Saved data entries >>
........

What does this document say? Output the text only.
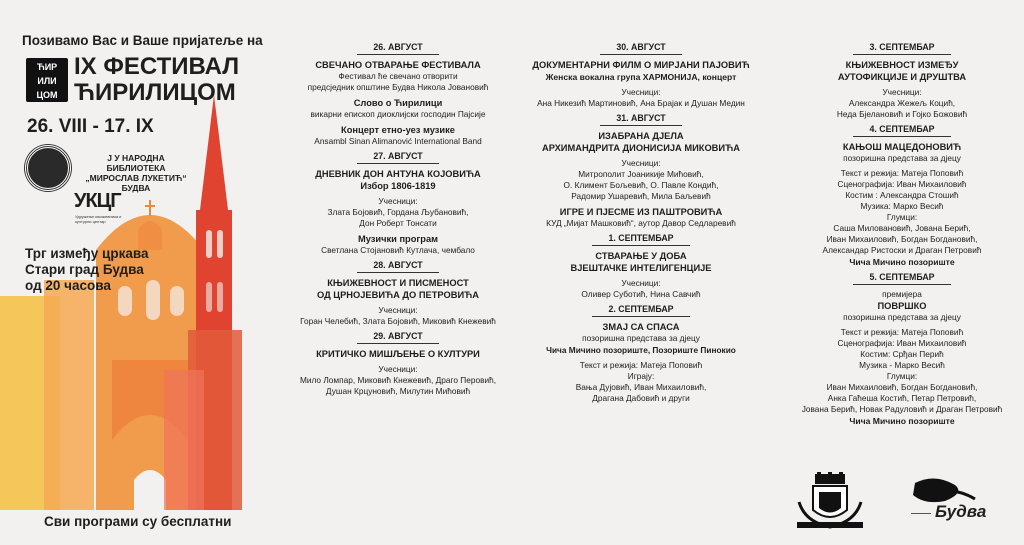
Позивамо Вас и Ваше пријатеље на
ЋИР
ИЛИ
ЦОМ
IX ФЕСТИВАЛ
ЋИРИЛИЦОМ
26. VIII - 17. IX
Ј У НАРОДНА БИБЛИОТЕКА
„МИРОСЛАВ ЛУКЕТИЋ“
БУДВА
УКЦГ
Удружење књижевника и културни центар
Трг између цркава
Стари град Будва
од 20 часова
Сви програми су бесплатни
26. АВГУСТ
СВЕЧАНО ОТВАРАЊЕ ФЕСТИВАЛА
Фестивал ће свечано отворити
предсједник општине Будва Никола Јовановић
Слово о Ћирилици
викарни епископ диоклијски господин Пајсије
Концерт етно-уез музике
Ansambl Sinan Alimanović International Band
27. АВГУСТ
ДНЕВНИК ДОН АНТУНА КОЈОВИЋА
Избор 1806-1819
Учесници:
Злата Бојовић, Гордана Љубановић,
Дон Роберт Тонсати
Музички програм
Светлана Стојановић Кутлача, чембало
28. АВГУСТ
КЊИЖЕВНОСТ И ПИСМЕНОСТ
ОД ЦРНОЈЕВИЋА ДО ПЕТРОВИЋА
Учесници:
Горан Челебић, Злата Бојовић, Миковић Кнежевић
29. АВГУСТ
КРИТИЧКО МИШЉЕЊЕ О КУЛТУРИ
Учесници:
Мило Ломпар, Миковић Кнежевић, Драго Перовић,
Душан Крцуновић, Милутин Мићовић
30. АВГУСТ
ДОКУМЕНТАРНИ ФИЛМ О МИРЈАНИ ПАЈОВИЋ
Женска вокална група ХАРМОНИЈА, концерт
Учесници:
Ана Никезић Мартиновић, Ана Брајак и Душан Медин
31. АВГУСТ
ИЗАБРАНА ДЈЕЛА
АРХИМАНДРИТА ДИОНИСИЈА МИКОВИЋА
Учесници:
Митрополит Јоаникије Мићовић,
О. Климент Бољевић, О. Павле Кондић,
Радомир Ушаревић, Мила Баљевић
ИГРЕ И ПЈЕСМЕ ИЗ ПАШТРОВИЋА
КУД „Мијат Машковић“, аутор Давор Седларевић
1. СЕПТЕМБАР
СТВАРАЊЕ У ДОБА
ВЈЕШТАЧКЕ ИНТЕЛИГЕНЦИЈЕ
Учесници:
Оливер Суботић, Нина Савчић
2. СЕПТЕМБАР
ЗМАЈ СА СПАСА
позоришна представа за дјецу
Чича Мичино позориште, Позориште Пинокио
Текст и режија: Матеја Поповић
Играју:
Вања Дујовић, Иван Михаиловић,
Драгана Дабовић и други
3. СЕПТЕМБАР
КЊИЖЕВНОСТ ИЗМЕЂУ
АУТОФИКЦИЈЕ И ДРУШТВА
Учесници:
Александра Жежељ Коцић,
Неда Бјелановић и Гојко Божовић
4. СЕПТЕМБАР
КАЊОШ МАЦЕДОНОВИЋ
позоришна представа за дјецу
Текст и режија: Матеја Поповић
Сценографија: Иван Михаиловић
Костим : Александра Стошић
Музика: Марко Весић
Глумци:
Саша Милованoвић, Јована Берић,
Иван Михаиловић, Богдан Богдановић,
Александар Ристоски и Драган Петровић
Чича Мичино позориште
5. СЕПТЕМБАР
премијера
ПОВРШКО
позоришна представа за дјецу
Текст и режија: Матеја Поповић
Сценографија: Иван Михаиловић
Костим: Срђан Перић
Музика - Марко Весић
Глумци:
Иван Михаиловић, Богдан Богдановић,
Анка Гаћеша Костић, Петар Петровић,
Јована Берић, Новак Радуловић и Драган Петровић
Чича Мичино позориште
Будва
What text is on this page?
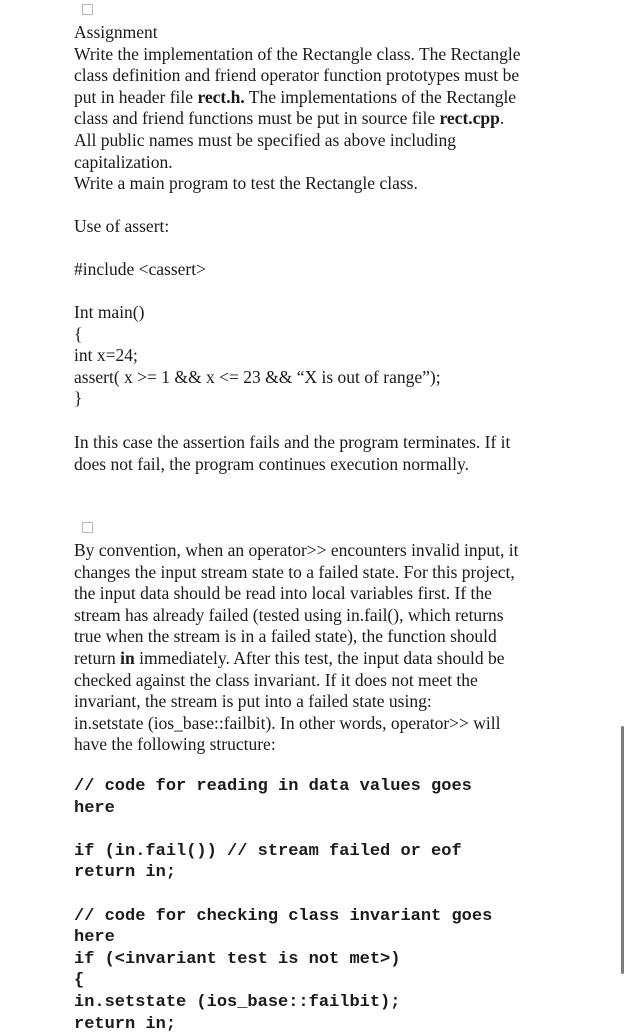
Assignment
Write the implementation of the Rectangle class. The Rectangle
class definition and friend operator function prototypes must be
put in header file rect.h. The implementations of the Rectangle
class and friend functions must be put in source file rect.cpp.
All public names must be specified as above including
capitalization.
Write a main program to test the Rectangle class.
Use of assert:
#include <cassert>
Int main()
{
int x=24;
assert( x >= 1 && x <= 23 && “X is out of range”);
}
In this case the assertion fails and the program terminates. If it
does not fail, the program continues execution normally.
By convention, when an operator>> encounters invalid input, it
changes the input stream state to a failed state. For this project,
the input data should be read into local variables first. If the
stream has already failed (tested using in.fail(), which returns
true when the stream is in a failed state), the function should
return in immediately. After this test, the input data should be
checked against the class invariant. If it does not meet the
invariant, the stream is put into a failed state using:
in.setstate (ios_base::failbit). In other words, operator>> will
have the following structure:
// code for reading in data values goes
here
if (in.fail()) // stream failed or eof
return in;
// code for checking class invariant goes
here
if (<invariant test is not met>)
{
in.setstate (ios_base::failbit);
return in;
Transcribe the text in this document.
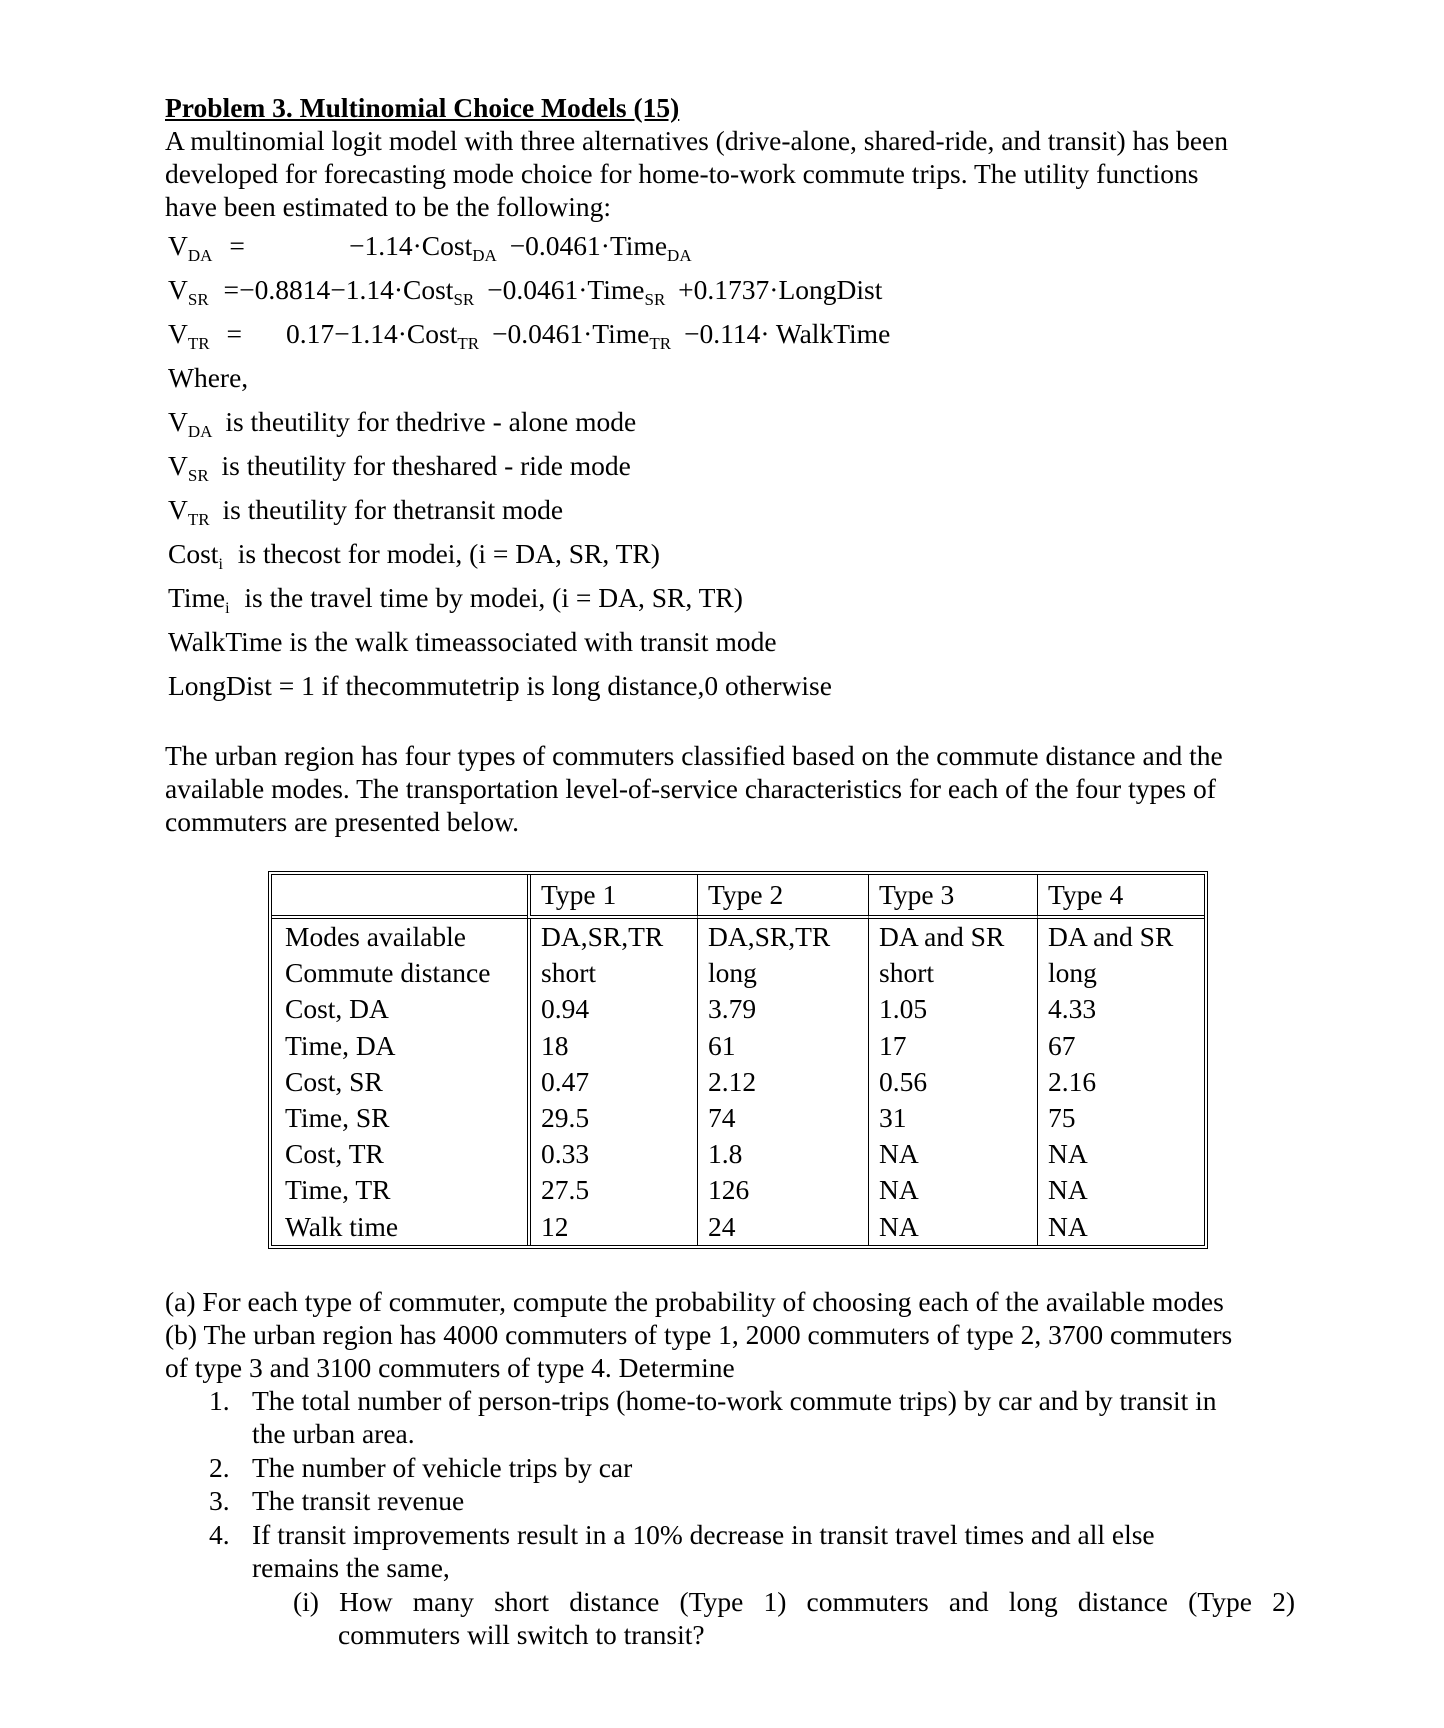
Problem 3. Multinomial Choice Models (15)
A multinomial logit model with three alternatives (drive-alone, shared-ride, and transit) has been
developed for forecasting mode choice for home-to-work commute trips. The utility functions
have been estimated to be the following:
$V_{DA}$ =	−1.14·Cost$_{DA}$ −0.0461·Time$_{DA}$
$V_{SR}$ =−0.8814−1.14·Cost$_{SR}$ −0.0461·Time$_{SR}$ +0.1737·LongDist
$V_{TR}$ = 0.17−1.14·Cost$_{TR}$ −0.0461·Time$_{TR}$ −0.114· WalkTime
Where,
$V_{DA}$ is theutility for thedrive - alone mode
$V_{SR}$ is theutility for theshared - ride mode
$V_{TR}$ is theutility for thetransit mode
Cost$_i$ is thecost for modei, (i = DA, SR, TR)
Time$_i$ is the travel time by modei, (i = DA, SR, TR)
WalkTime is the walk timeassociated with transit mode
LongDist = 1 if thecommutetrip is long distance,0 otherwise
The urban region has four types of commuters classified based on the commute distance and the
available modes. The transportation level-of-service characteristics for each of the four types of
commuters are presented below.
	Type 1	Type 2	Type 3	Type 4
Modes available	DA,SR,TR	DA,SR,TR	DA and SR	DA and SR
Commute distance	short	long	short	long
Cost, DA	0.94	3.79	1.05	4.33
Time, DA	18	61	17	67
Cost, SR	0.47	2.12	0.56	2.16
Time, SR	29.5	74	31	75
Cost, TR	0.33	1.8	NA	NA
Time, TR	27.5	126	NA	NA
Walk time	12	24	NA	NA
(a) For each type of commuter, compute the probability of choosing each of the available modes
(b) The urban region has 4000 commuters of type 1, 2000 commuters of type 2, 3700 commuters
of type 3 and 3100 commuters of type 4. Determine
1. The total number of person-trips (home-to-work commute trips) by car and by transit in
the urban area.
2. The number of vehicle trips by car
3. The transit revenue
4. If transit improvements result in a 10% decrease in transit travel times and all else
remains the same,
(i) How many short distance (Type 1) commuters and long distance (Type 2)
commuters will switch to transit?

........

TASK TO CARRY OUT >> Every record must be copied exactly, with the pictures left out.

SOLUTION >>
What does this document say? Output the text only.
Позивамо Вас и Ваше пријатеље на
ЋИР
ИЛИ
ЦОМ
IX ФЕСТИВАЛ
ЋИРИЛИЦОМ
26. VIII - 17. IX
Ј У НАРОДНА БИБЛИОТЕКА
„МИРОСЛАВ ЛУКЕТИЋ“
БУДВА
УКЦГ
Удружење књижевника и културни центар
Трг између цркава
Стари град Будва
од 20 часова
Сви програми су бесплатни
26. АВГУСТ
СВЕЧАНО ОТВАРАЊЕ ФЕСТИВАЛА
Фестивал ће свечано отворити
предсједник општине Будва Никола Јовановић
Слово о Ћирилици
викарни епископ диоклијски господин Пајсије
Концерт етно-уез музике
Ansambl Sinan Alimanović International Band
27. АВГУСТ
ДНЕВНИК ДОН АНТУНА КОЈОВИЋА
Избор 1806-1819
Учесници:
Злата Бојовић, Гордана Љубановић,
Дон Роберт Тонсати
Музички програм
Светлана Стојановић Кутлача, чембало
28. АВГУСТ
КЊИЖЕВНОСТ И ПИСМЕНОСТ
ОД ЦРНОЈЕВИЋА ДО ПЕТРОВИЋА
Учесници:
Горан Челебић, Злата Бојовић, Миковић Кнежевић
29. АВГУСТ
КРИТИЧКО МИШЉЕЊЕ О КУЛТУРИ
Учесници:
Мило Ломпар, Миковић Кнежевић, Драго Перовић,
Душан Крцуновић, Милутин Мићовић
30. АВГУСТ
ДОКУМЕНТАРНИ ФИЛМ О МИРЈАНИ ПАЈОВИЋ
Женска вокална група ХАРМОНИЈА, концерт
Учесници:
Ана Никезић Мартиновић, Ана Брајак и Душан Медин
31. АВГУСТ
ИЗАБРАНА ДЈЕЛА
АРХИМАНДРИТА ДИОНИСИЈА МИКОВИЋА
Учесници:
Митрополит Јоаникије Мићовић,
О. Климент Бољевић, О. Павле Кондић,
Радомир Ушаревић, Мила Баљевић
ИГРЕ И ПЈЕСМЕ ИЗ ПАШТРОВИЋА
КУД „Мијат Машковић“, аутор Давор Седларевић
1. СЕПТЕМБАР
СТВАРАЊЕ У ДОБА
ВЈЕШТАЧКЕ ИНТЕЛИГЕНЦИЈЕ
Учесници:
Оливер Суботић, Нина Савчић
2. СЕПТЕМБАР
ЗМАЈ СА СПАСА
позоришна представа за дјецу
Чича Мичино позориште, Позориште Пинокио
Текст и режија: Матеја Поповић
Играју:
Вања Дујовић, Иван Михаиловић,
Драгана Дабовић и други
3. СЕПТЕМБАР
КЊИЖЕВНОСТ ИЗМЕЂУ
АУТОФИКЦИЈЕ И ДРУШТВА
Учесници:
Александра Жежељ Коцић,
Неда Бјелановић и Гојко Божовић
4. СЕПТЕМБАР
КАЊОШ МАЦЕДОНОВИЋ
позоришна представа за дјецу
Текст и режија: Матеја Поповић
Сценографија: Иван Михаиловић
Костим : Александра Стошић
Музика: Марко Весић
Глумци:
Саша Милованoвић, Јована Берић,
Иван Михаиловић, Богдан Богдановић,
Александар Ристоски и Драган Петровић
Чича Мичино позориште
5. СЕПТЕМБАР
премијера
ПОВРШКО
позоришна представа за дјецу
Текст и режија: Матеја Поповић
Сценографија: Иван Михаиловић
Костим: Срђан Перић
Музика - Марко Весић
Глумци:
Иван Михаиловић, Богдан Богдановић,
Анка Гаћеша Костић, Петар Петровић,
Јована Берић, Новак Радуловић и Драган Петровић
Чича Мичино позориште
Будва
What text is on this page?
Assignment
Write the implementation of the Rectangle class. The Rectangle
class definition and friend operator function prototypes must be
put in header file rect.h. The implementations of the Rectangle
class and friend functions must be put in source file rect.cpp.
All public names must be specified as above including
capitalization.
Write a main program to test the Rectangle class.
Use of assert:
#include <cassert>
Int main()
{
int x=24;
assert( x >= 1 && x <= 23 && “X is out of range”);
}
In this case the assertion fails and the program terminates. If it
does not fail, the program continues execution normally.
By convention, when an operator>> encounters invalid input, it
changes the input stream state to a failed state. For this project,
the input data should be read into local variables first. If the
stream has already failed (tested using in.fail(), which returns
true when the stream is in a failed state), the function should
return in immediately. After this test, the input data should be
checked against the class invariant. If it does not meet the
invariant, the stream is put into a failed state using:
in.setstate (ios_base::failbit). In other words, operator>> will
have the following structure:
// code for reading in data values goes
here
if (in.fail()) // stream failed or eof
return in;
// code for checking class invariant goes
here
if (<invariant test is not met>)
{
in.setstate (ios_base::failbit);
return in;
Transcribe the text in this document.
Problem 3. Multinomial Choice Models (15)
A multinomial logit model with three alternatives (drive-alone, shared-ride, and transit) has been
developed for forecasting mode choice for home-to-work commute trips. The utility functions
have been estimated to be the following:
$V_{DA}$ =	−1.14·Cost$_{DA}$ −0.0461·Time$_{DA}$
$V_{SR}$ =−0.8814−1.14·Cost$_{SR}$ −0.0461·Time$_{SR}$ +0.1737·LongDist
$V_{TR}$ = 0.17−1.14·Cost$_{TR}$ −0.0461·Time$_{TR}$ −0.114· WalkTime
Where,
$V_{DA}$ is theutility for thedrive - alone mode
$V_{SR}$ is theutility for theshared - ride mode
$V_{TR}$ is theutility for thetransit mode
Cost$_i$ is thecost for modei, (i = DA, SR, TR)
Time$_i$ is the travel time by modei, (i = DA, SR, TR)
WalkTime is the walk timeassociated with transit mode
LongDist = 1 if thecommutetrip is long distance,0 otherwise
The urban region has four types of commuters classified based on the commute distance and the
available modes. The transportation level-of-service characteristics for each of the four types of
commuters are presented below.
	Type 1	Type 2	Type 3	Type 4
Modes available	DA,SR,TR	DA,SR,TR	DA and SR	DA and SR
Commute distance	short	long	short	long
Cost, DA	0.94	3.79	1.05	4.33
Time, DA	18	61	17	67
Cost, SR	0.47	2.12	0.56	2.16
Time, SR	29.5	74	31	75
Cost, TR	0.33	1.8	NA	NA
Time, TR	27.5	126	NA	NA
Walk time	12	24	NA	NA
(a) For each type of commuter, compute the probability of choosing each of the available modes
(b) The urban region has 4000 commuters of type 1, 2000 commuters of type 2, 3700 commuters
of type 3 and 3100 commuters of type 4. Determine
1. The total number of person-trips (home-to-work commute trips) by car and by transit in
the urban area.
2. The number of vehicle trips by car
3. The transit revenue
4. If transit improvements result in a 10% decrease in transit travel times and all else
remains the same,
(i) How many short distance (Type 1) commuters and long distance (Type 2)
commuters will switch to transit?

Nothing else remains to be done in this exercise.